***** Material provided

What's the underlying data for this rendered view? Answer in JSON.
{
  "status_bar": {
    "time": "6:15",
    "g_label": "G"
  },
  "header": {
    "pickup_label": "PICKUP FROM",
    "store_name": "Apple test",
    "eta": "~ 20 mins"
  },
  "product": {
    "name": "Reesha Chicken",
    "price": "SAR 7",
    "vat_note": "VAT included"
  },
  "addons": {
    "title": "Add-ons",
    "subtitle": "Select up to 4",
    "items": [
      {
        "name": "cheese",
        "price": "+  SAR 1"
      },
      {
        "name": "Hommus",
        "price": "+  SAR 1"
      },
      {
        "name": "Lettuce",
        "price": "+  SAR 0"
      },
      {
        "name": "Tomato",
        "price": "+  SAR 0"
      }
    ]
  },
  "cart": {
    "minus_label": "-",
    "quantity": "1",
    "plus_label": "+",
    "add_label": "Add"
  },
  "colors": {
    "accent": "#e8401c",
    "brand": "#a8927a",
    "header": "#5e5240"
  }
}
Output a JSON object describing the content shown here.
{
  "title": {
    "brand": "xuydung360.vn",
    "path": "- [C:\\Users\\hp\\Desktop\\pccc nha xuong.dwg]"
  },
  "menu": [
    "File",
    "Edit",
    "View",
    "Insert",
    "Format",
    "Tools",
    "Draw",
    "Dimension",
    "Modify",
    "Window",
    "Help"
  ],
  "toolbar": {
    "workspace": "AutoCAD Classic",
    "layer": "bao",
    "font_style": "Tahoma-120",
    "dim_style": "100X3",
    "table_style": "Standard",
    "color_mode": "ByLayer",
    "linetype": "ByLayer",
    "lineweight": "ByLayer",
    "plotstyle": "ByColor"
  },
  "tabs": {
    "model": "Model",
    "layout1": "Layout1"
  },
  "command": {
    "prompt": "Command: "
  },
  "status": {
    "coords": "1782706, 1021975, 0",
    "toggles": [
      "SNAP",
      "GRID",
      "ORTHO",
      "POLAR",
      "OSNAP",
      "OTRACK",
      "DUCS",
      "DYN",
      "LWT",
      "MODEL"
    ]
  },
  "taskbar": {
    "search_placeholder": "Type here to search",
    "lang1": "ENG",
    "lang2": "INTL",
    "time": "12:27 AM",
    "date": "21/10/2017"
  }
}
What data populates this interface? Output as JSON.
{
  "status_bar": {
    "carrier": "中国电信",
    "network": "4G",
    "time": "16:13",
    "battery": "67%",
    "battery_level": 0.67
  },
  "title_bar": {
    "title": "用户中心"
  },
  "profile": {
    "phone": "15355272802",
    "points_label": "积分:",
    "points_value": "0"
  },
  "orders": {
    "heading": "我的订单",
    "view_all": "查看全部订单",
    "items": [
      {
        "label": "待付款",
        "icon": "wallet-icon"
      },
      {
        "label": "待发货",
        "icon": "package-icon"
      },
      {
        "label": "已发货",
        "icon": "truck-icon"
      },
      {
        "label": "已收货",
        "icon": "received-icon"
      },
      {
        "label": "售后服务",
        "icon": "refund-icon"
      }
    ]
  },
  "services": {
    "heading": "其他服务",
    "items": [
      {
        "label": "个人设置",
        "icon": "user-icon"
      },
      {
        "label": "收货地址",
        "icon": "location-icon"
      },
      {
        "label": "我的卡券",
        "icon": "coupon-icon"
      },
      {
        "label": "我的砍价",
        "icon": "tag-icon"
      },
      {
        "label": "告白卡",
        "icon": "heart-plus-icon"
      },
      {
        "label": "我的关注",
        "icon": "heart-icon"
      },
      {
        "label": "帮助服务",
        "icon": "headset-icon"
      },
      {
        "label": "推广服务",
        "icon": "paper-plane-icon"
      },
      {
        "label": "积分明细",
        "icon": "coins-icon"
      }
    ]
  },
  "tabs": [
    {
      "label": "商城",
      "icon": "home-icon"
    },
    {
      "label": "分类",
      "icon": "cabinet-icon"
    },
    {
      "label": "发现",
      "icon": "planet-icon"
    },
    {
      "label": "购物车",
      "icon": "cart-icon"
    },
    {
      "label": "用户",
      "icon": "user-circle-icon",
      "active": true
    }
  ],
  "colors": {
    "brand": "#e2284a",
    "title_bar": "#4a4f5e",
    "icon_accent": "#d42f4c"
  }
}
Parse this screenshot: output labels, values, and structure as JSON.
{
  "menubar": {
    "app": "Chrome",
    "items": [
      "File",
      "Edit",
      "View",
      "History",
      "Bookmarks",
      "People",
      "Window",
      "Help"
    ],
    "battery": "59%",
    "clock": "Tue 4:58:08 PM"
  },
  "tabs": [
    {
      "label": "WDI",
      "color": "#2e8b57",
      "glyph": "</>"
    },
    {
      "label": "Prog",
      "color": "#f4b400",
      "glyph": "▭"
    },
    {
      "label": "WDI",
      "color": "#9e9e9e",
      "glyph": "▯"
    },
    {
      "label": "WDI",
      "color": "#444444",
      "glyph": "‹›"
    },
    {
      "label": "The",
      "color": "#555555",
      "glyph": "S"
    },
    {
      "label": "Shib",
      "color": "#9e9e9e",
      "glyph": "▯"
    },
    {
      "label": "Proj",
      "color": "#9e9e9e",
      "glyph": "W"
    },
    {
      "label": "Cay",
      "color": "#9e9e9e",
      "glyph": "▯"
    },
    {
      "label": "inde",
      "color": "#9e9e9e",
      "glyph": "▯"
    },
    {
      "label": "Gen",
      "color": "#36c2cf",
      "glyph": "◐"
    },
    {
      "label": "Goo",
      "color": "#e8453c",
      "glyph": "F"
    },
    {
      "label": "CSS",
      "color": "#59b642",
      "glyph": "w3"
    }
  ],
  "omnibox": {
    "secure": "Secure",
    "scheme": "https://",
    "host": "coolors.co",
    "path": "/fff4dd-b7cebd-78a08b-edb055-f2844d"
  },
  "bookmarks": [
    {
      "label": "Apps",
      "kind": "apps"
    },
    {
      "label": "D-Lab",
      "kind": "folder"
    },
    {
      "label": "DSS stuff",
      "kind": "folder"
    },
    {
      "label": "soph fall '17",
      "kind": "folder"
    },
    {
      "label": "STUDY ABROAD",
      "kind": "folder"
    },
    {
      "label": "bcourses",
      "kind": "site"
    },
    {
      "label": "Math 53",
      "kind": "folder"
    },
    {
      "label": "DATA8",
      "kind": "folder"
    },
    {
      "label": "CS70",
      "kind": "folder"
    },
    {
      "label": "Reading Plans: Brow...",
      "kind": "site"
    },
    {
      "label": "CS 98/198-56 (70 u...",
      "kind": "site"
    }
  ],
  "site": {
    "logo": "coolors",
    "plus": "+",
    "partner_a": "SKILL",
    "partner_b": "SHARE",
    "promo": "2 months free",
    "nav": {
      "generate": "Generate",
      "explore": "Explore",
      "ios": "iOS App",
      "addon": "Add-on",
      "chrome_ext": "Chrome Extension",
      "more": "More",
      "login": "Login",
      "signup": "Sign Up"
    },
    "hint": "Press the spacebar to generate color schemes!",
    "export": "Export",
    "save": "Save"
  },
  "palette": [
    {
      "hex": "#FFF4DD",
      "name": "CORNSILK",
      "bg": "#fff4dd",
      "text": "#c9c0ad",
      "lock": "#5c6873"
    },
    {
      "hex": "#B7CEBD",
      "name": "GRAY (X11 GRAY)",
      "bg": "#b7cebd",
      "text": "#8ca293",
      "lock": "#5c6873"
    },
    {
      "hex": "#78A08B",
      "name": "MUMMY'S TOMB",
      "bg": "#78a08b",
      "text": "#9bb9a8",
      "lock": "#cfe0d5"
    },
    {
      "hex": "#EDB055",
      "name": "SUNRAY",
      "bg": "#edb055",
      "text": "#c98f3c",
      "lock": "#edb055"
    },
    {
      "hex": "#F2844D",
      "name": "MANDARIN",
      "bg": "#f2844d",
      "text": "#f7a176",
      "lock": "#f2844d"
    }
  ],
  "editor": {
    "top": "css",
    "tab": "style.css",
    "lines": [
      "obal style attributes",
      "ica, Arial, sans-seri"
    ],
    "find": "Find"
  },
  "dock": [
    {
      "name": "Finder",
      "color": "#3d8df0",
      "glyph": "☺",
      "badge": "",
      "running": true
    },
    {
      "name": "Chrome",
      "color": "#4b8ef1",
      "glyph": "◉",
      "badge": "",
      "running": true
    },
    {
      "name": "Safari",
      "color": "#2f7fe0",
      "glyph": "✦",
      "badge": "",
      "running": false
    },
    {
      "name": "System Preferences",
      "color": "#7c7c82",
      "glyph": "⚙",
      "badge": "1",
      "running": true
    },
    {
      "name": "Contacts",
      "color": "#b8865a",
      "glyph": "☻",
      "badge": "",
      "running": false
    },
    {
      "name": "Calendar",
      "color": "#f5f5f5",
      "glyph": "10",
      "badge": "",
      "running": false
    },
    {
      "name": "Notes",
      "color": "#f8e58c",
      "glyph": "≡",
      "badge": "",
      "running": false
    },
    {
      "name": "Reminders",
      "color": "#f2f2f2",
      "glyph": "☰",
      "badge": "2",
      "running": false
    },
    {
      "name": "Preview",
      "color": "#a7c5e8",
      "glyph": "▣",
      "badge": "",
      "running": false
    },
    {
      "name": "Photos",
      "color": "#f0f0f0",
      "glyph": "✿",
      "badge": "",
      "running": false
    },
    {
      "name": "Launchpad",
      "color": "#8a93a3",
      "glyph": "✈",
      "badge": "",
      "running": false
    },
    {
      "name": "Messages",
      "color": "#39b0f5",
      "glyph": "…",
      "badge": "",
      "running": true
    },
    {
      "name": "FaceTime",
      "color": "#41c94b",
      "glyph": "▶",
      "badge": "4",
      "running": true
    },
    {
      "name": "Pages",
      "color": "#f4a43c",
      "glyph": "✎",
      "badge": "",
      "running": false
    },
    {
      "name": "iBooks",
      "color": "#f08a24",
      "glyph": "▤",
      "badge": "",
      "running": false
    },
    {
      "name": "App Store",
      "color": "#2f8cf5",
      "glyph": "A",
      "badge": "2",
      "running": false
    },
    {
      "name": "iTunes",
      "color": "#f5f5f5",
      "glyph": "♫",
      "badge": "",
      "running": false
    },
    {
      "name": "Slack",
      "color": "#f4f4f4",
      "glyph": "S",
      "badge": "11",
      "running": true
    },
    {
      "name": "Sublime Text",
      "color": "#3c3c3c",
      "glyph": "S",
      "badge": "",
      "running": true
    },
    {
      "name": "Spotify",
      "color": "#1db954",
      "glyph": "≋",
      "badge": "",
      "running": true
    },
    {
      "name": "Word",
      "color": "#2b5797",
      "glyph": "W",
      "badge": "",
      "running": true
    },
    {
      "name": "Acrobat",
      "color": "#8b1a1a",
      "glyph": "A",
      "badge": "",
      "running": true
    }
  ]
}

**********

Work instructions: Which lines hold the string "What"? List them all.

Full output:
What's the underlying data for this rendered view? Answer in JSON.
What data populates this interface? Output as JSON.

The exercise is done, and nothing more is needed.